**Extracted material:**

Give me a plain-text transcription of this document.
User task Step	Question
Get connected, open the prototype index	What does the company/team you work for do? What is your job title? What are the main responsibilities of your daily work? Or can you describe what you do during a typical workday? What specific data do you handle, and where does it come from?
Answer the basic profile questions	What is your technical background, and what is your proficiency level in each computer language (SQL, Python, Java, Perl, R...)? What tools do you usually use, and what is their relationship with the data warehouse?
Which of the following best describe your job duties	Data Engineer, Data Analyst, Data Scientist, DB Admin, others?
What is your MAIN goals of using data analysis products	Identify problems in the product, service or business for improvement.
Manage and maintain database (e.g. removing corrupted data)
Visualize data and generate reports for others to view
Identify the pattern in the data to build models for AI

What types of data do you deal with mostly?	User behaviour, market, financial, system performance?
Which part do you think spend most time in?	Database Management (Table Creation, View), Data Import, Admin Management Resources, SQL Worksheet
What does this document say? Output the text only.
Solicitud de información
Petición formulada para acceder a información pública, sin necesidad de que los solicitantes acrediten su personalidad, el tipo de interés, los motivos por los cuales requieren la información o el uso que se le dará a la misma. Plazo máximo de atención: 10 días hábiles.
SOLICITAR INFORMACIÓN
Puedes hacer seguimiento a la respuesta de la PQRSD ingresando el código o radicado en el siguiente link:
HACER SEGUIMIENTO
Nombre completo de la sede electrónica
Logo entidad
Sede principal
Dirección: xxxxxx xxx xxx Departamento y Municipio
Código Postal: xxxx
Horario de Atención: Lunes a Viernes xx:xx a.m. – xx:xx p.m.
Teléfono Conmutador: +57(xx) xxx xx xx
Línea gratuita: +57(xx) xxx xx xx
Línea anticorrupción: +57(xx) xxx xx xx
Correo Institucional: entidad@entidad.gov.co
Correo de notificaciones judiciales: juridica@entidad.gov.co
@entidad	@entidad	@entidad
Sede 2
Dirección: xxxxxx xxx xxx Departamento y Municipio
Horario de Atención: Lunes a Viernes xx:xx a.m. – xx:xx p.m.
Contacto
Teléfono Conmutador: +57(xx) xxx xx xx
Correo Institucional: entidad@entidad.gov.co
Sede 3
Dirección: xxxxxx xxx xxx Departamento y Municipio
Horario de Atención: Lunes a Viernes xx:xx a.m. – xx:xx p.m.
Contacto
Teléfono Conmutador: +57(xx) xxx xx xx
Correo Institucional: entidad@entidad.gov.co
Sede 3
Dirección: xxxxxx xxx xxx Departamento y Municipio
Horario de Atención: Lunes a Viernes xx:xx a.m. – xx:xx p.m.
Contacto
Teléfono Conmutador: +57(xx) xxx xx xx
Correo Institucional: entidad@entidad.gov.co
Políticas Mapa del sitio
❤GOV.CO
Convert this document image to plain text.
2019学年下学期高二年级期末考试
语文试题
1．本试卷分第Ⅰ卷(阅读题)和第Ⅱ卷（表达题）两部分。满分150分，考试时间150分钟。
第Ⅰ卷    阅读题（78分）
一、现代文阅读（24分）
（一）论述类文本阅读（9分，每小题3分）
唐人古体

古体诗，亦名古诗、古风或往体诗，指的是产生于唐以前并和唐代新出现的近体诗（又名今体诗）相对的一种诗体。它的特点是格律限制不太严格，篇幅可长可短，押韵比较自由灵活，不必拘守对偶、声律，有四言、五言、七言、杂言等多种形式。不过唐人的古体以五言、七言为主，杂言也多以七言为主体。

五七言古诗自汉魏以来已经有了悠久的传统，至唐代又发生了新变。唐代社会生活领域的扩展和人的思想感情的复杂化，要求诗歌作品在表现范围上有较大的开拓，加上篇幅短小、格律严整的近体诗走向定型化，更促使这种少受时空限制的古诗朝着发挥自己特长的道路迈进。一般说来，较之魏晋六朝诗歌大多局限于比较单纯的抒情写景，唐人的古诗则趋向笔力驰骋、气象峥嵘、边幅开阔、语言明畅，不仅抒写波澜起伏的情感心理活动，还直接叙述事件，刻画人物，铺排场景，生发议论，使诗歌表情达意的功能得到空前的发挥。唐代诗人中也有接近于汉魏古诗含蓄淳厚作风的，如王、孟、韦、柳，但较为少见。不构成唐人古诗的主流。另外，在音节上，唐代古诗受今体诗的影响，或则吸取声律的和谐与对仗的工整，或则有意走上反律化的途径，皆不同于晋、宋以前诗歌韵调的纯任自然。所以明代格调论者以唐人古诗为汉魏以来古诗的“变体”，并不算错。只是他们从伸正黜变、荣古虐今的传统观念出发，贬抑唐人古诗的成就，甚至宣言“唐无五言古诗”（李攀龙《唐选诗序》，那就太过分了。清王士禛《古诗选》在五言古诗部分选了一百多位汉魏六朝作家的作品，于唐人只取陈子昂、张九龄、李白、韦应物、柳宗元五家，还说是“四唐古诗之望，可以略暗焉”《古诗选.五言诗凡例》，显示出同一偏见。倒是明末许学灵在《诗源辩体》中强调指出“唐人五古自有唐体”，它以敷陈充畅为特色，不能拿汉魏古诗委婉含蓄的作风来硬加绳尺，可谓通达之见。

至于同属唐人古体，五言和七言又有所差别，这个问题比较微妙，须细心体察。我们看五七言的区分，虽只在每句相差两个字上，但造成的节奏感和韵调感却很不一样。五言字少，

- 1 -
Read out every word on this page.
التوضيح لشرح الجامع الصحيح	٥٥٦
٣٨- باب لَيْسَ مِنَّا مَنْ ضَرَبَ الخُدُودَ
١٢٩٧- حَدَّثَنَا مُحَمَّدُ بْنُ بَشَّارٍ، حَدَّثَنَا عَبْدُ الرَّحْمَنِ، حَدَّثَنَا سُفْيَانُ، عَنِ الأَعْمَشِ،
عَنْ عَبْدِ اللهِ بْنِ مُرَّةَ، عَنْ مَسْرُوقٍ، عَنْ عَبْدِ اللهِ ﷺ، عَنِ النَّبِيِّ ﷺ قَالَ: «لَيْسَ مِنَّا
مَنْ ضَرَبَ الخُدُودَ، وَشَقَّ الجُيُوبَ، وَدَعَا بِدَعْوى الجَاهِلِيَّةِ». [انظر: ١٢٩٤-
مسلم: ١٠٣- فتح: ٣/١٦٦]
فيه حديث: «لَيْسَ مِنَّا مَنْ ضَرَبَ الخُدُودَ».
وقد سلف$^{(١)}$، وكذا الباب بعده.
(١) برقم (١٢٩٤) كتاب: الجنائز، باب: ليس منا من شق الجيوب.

**What is asked:**
Reproduce each entry exactly, leaving out nothing.

**Response to this exercise:**
Give me a plain-text transcription of this document.
User task Step	Question
Get connected, open the prototype index	What does the company/team you work for do? What is your job title? What are the main responsibilities of your daily work? Or can you describe what you do during a typical workday? What specific data do you handle, and where does it come from?
Answer the basic profile questions	What is your technical background, and what is your proficiency level in each computer language (SQL, Python, Java, Perl, R...)? What tools do you usually use, and what is their relationship with the data warehouse?
Which of the following best describe your job duties	Data Engineer, Data Analyst, Data Scientist, DB Admin, others?
What is your MAIN goals of using data analysis products	Identify problems in the product, service or business for improvement.
Manage and maintain database (e.g. removing corrupted data)
Visualize data and generate reports for others to view
Identify the pattern in the data to build models for AI

What types of data do you deal with mostly?	User behaviour, market, financial, system performance?
Which part do you think spend most time in?	Database Management (Table Creation, View), Data Import, Admin Management Resources, SQL Worksheet
What does this document say? Output the text only.
Solicitud de información
Petición formulada para acceder a información pública, sin necesidad de que los solicitantes acrediten su personalidad, el tipo de interés, los motivos por los cuales requieren la información o el uso que se le dará a la misma. Plazo máximo de atención: 10 días hábiles.
SOLICITAR INFORMACIÓN
Puedes hacer seguimiento a la respuesta de la PQRSD ingresando el código o radicado en el siguiente link:
HACER SEGUIMIENTO
Nombre completo de la sede electrónica
Logo entidad
Sede principal
Dirección: xxxxxx xxx xxx Departamento y Municipio
Código Postal: xxxx
Horario de Atención: Lunes a Viernes xx:xx a.m. – xx:xx p.m.
Teléfono Conmutador: +57(xx) xxx xx xx
Línea gratuita: +57(xx) xxx xx xx
Línea anticorrupción: +57(xx) xxx xx xx
Correo Institucional: entidad@entidad.gov.co
Correo de notificaciones judiciales: juridica@entidad.gov.co
@entidad	@entidad	@entidad
Sede 2
Dirección: xxxxxx xxx xxx Departamento y Municipio
Horario de Atención: Lunes a Viernes xx:xx a.m. – xx:xx p.m.
Contacto
Teléfono Conmutador: +57(xx) xxx xx xx
Correo Institucional: entidad@entidad.gov.co
Sede 3
Dirección: xxxxxx xxx xxx Departamento y Municipio
Horario de Atención: Lunes a Viernes xx:xx a.m. – xx:xx p.m.
Contacto
Teléfono Conmutador: +57(xx) xxx xx xx
Correo Institucional: entidad@entidad.gov.co
Sede 3
Dirección: xxxxxx xxx xxx Departamento y Municipio
Horario de Atención: Lunes a Viernes xx:xx a.m. – xx:xx p.m.
Contacto
Teléfono Conmutador: +57(xx) xxx xx xx
Correo Institucional: entidad@entidad.gov.co
Políticas Mapa del sitio
❤GOV.CO
Convert this document image to plain text.
2019学年下学期高二年级期末考试
语文试题
1．本试卷分第Ⅰ卷(阅读题)和第Ⅱ卷（表达题）两部分。满分150分，考试时间150分钟。
第Ⅰ卷    阅读题（78分）
一、现代文阅读（24分）
（一）论述类文本阅读（9分，每小题3分）
唐人古体

古体诗，亦名古诗、古风或往体诗，指的是产生于唐以前并和唐代新出现的近体诗（又名今体诗）相对的一种诗体。它的特点是格律限制不太严格，篇幅可长可短，押韵比较自由灵活，不必拘守对偶、声律，有四言、五言、七言、杂言等多种形式。不过唐人的古体以五言、七言为主，杂言也多以七言为主体。

五七言古诗自汉魏以来已经有了悠久的传统，至唐代又发生了新变。唐代社会生活领域的扩展和人的思想感情的复杂化，要求诗歌作品在表现范围上有较大的开拓，加上篇幅短小、格律严整的近体诗走向定型化，更促使这种少受时空限制的古诗朝着发挥自己特长的道路迈进。一般说来，较之魏晋六朝诗歌大多局限于比较单纯的抒情写景，唐人的古诗则趋向笔力驰骋、气象峥嵘、边幅开阔、语言明畅，不仅抒写波澜起伏的情感心理活动，还直接叙述事件，刻画人物，铺排场景，生发议论，使诗歌表情达意的功能得到空前的发挥。唐代诗人中也有接近于汉魏古诗含蓄淳厚作风的，如王、孟、韦、柳，但较为少见。不构成唐人古诗的主流。另外，在音节上，唐代古诗受今体诗的影响，或则吸取声律的和谐与对仗的工整，或则有意走上反律化的途径，皆不同于晋、宋以前诗歌韵调的纯任自然。所以明代格调论者以唐人古诗为汉魏以来古诗的“变体”，并不算错。只是他们从伸正黜变、荣古虐今的传统观念出发，贬抑唐人古诗的成就，甚至宣言“唐无五言古诗”（李攀龙《唐选诗序》，那就太过分了。清王士禛《古诗选》在五言古诗部分选了一百多位汉魏六朝作家的作品，于唐人只取陈子昂、张九龄、李白、韦应物、柳宗元五家，还说是“四唐古诗之望，可以略暗焉”《古诗选.五言诗凡例》，显示出同一偏见。倒是明末许学灵在《诗源辩体》中强调指出“唐人五古自有唐体”，它以敷陈充畅为特色，不能拿汉魏古诗委婉含蓄的作风来硬加绳尺，可谓通达之见。

至于同属唐人古体，五言和七言又有所差别，这个问题比较微妙，须细心体察。我们看五七言的区分，虽只在每句相差两个字上，但造成的节奏感和韵调感却很不一样。五言字少，

- 1 -
Read out every word on this page.
التوضيح لشرح الجامع الصحيح	٥٥٦
٣٨- باب لَيْسَ مِنَّا مَنْ ضَرَبَ الخُدُودَ
١٢٩٧- حَدَّثَنَا مُحَمَّدُ بْنُ بَشَّارٍ، حَدَّثَنَا عَبْدُ الرَّحْمَنِ، حَدَّثَنَا سُفْيَانُ، عَنِ الأَعْمَشِ،
عَنْ عَبْدِ اللهِ بْنِ مُرَّةَ، عَنْ مَسْرُوقٍ، عَنْ عَبْدِ اللهِ ﷺ، عَنِ النَّبِيِّ ﷺ قَالَ: «لَيْسَ مِنَّا
مَنْ ضَرَبَ الخُدُودَ، وَشَقَّ الجُيُوبَ، وَدَعَا بِدَعْوى الجَاهِلِيَّةِ». [انظر: ١٢٩٤-
مسلم: ١٠٣- فتح: ٣/١٦٦]
فيه حديث: «لَيْسَ مِنَّا مَنْ ضَرَبَ الخُدُودَ».
وقد سلف$^{(١)}$، وكذا الباب بعده.
(١) برقم (١٢٩٤) كتاب: الجنائز، باب: ليس منا من شق الجيوب.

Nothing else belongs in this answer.